## TASK GOAL
What follows is a set of records; restate each one word for word and drop the pictures.

## RAW DATA
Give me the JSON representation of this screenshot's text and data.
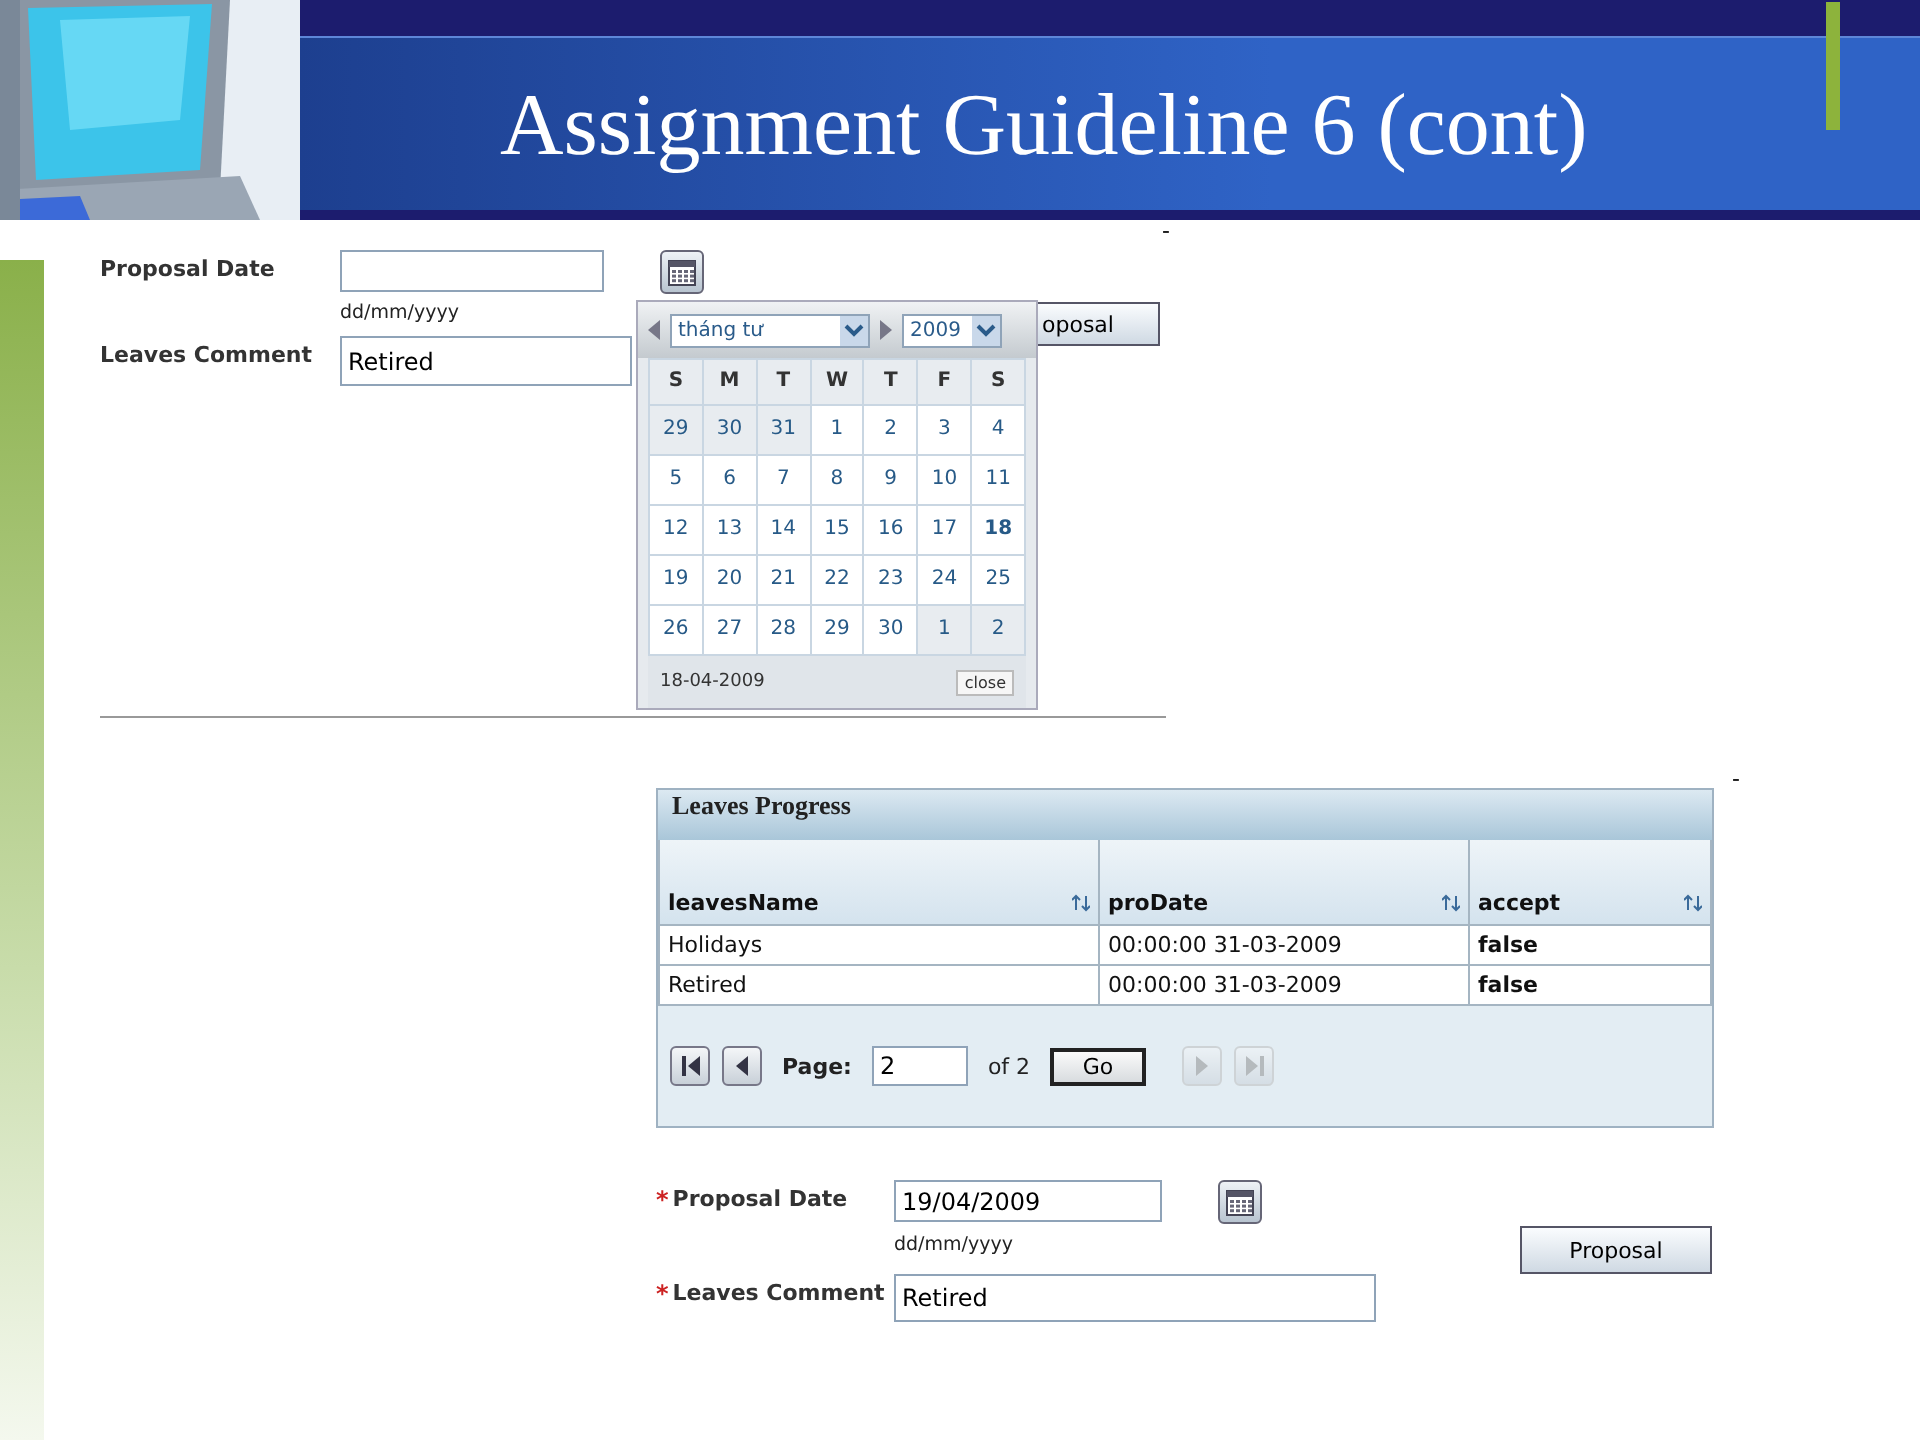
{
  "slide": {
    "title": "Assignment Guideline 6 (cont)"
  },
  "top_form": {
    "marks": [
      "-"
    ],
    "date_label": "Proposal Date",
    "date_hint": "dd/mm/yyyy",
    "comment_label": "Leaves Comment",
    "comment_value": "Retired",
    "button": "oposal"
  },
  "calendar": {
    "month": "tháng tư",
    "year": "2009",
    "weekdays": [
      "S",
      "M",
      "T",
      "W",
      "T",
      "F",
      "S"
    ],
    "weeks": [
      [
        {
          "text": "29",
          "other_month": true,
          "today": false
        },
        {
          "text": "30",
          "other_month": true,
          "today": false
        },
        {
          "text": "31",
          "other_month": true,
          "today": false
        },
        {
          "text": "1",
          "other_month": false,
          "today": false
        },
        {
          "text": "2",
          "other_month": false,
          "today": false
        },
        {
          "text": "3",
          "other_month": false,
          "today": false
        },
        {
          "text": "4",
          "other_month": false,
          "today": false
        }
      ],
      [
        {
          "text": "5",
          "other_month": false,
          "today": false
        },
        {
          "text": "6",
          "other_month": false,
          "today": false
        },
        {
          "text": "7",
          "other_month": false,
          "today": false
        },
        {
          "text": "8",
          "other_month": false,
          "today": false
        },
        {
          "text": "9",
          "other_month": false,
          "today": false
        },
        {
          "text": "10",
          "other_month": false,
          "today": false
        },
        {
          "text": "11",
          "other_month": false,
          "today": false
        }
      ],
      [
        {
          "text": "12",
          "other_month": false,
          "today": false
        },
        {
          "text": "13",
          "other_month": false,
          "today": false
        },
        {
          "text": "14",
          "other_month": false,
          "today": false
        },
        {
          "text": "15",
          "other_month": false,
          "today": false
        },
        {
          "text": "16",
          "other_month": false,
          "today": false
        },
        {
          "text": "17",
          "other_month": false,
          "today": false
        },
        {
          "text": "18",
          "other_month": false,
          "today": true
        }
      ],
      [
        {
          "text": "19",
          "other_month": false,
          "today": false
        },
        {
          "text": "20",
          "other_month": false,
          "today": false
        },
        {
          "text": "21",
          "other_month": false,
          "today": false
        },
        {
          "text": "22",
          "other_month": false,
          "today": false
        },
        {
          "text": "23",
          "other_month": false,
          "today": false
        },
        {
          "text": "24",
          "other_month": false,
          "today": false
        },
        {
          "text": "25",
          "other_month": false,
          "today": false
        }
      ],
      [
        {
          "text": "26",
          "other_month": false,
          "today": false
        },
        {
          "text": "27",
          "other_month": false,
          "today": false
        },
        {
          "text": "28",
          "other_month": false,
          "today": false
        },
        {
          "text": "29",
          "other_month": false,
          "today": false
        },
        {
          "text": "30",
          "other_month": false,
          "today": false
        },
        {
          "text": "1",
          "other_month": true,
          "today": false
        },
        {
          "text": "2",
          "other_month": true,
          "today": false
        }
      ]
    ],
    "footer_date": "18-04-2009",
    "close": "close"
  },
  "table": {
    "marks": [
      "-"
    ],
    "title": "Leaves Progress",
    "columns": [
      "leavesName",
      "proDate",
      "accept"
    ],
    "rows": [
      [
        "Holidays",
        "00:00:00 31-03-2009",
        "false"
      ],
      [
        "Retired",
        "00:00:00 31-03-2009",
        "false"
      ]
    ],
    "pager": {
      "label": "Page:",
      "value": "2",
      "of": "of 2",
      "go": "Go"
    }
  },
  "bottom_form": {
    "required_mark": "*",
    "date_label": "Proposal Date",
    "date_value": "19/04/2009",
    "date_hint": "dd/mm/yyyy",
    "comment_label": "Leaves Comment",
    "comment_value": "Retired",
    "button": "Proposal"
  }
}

## EXERCISE RESULT
Give me the JSON representation of this screenshot's text and data.
{
  "slide": {
    "title": "Assignment Guideline 6 (cont)"
  },
  "top_form": {
    "marks": [
      "-"
    ],
    "date_label": "Proposal Date",
    "date_hint": "dd/mm/yyyy",
    "comment_label": "Leaves Comment",
    "comment_value": "Retired",
    "button": "oposal"
  },
  "calendar": {
    "month": "tháng tư",
    "year": "2009",
    "weekdays": [
      "S",
      "M",
      "T",
      "W",
      "T",
      "F",
      "S"
    ],
    "weeks": [
      [
        {
          "text": "29",
          "other_month": true,
          "today": false
        },
        {
          "text": "30",
          "other_month": true,
          "today": false
        },
        {
          "text": "31",
          "other_month": true,
          "today": false
        },
        {
          "text": "1",
          "other_month": false,
          "today": false
        },
        {
          "text": "2",
          "other_month": false,
          "today": false
        },
        {
          "text": "3",
          "other_month": false,
          "today": false
        },
        {
          "text": "4",
          "other_month": false,
          "today": false
        }
      ],
      [
        {
          "text": "5",
          "other_month": false,
          "today": false
        },
        {
          "text": "6",
          "other_month": false,
          "today": false
        },
        {
          "text": "7",
          "other_month": false,
          "today": false
        },
        {
          "text": "8",
          "other_month": false,
          "today": false
        },
        {
          "text": "9",
          "other_month": false,
          "today": false
        },
        {
          "text": "10",
          "other_month": false,
          "today": false
        },
        {
          "text": "11",
          "other_month": false,
          "today": false
        }
      ],
      [
        {
          "text": "12",
          "other_month": false,
          "today": false
        },
        {
          "text": "13",
          "other_month": false,
          "today": false
        },
        {
          "text": "14",
          "other_month": false,
          "today": false
        },
        {
          "text": "15",
          "other_month": false,
          "today": false
        },
        {
          "text": "16",
          "other_month": false,
          "today": false
        },
        {
          "text": "17",
          "other_month": false,
          "today": false
        },
        {
          "text": "18",
          "other_month": false,
          "today": true
        }
      ],
      [
        {
          "text": "19",
          "other_month": false,
          "today": false
        },
        {
          "text": "20",
          "other_month": false,
          "today": false
        },
        {
          "text": "21",
          "other_month": false,
          "today": false
        },
        {
          "text": "22",
          "other_month": false,
          "today": false
        },
        {
          "text": "23",
          "other_month": false,
          "today": false
        },
        {
          "text": "24",
          "other_month": false,
          "today": false
        },
        {
          "text": "25",
          "other_month": false,
          "today": false
        }
      ],
      [
        {
          "text": "26",
          "other_month": false,
          "today": false
        },
        {
          "text": "27",
          "other_month": false,
          "today": false
        },
        {
          "text": "28",
          "other_month": false,
          "today": false
        },
        {
          "text": "29",
          "other_month": false,
          "today": false
        },
        {
          "text": "30",
          "other_month": false,
          "today": false
        },
        {
          "text": "1",
          "other_month": true,
          "today": false
        },
        {
          "text": "2",
          "other_month": true,
          "today": false
        }
      ]
    ],
    "footer_date": "18-04-2009",
    "close": "close"
  },
  "table": {
    "marks": [
      "-"
    ],
    "title": "Leaves Progress",
    "columns": [
      "leavesName",
      "proDate",
      "accept"
    ],
    "rows": [
      [
        "Holidays",
        "00:00:00 31-03-2009",
        "false"
      ],
      [
        "Retired",
        "00:00:00 31-03-2009",
        "false"
      ]
    ],
    "pager": {
      "label": "Page:",
      "value": "2",
      "of": "of 2",
      "go": "Go"
    }
  },
  "bottom_form": {
    "required_mark": "*",
    "date_label": "Proposal Date",
    "date_value": "19/04/2009",
    "date_hint": "dd/mm/yyyy",
    "comment_label": "Leaves Comment",
    "comment_value": "Retired",
    "button": "Proposal"
  }
}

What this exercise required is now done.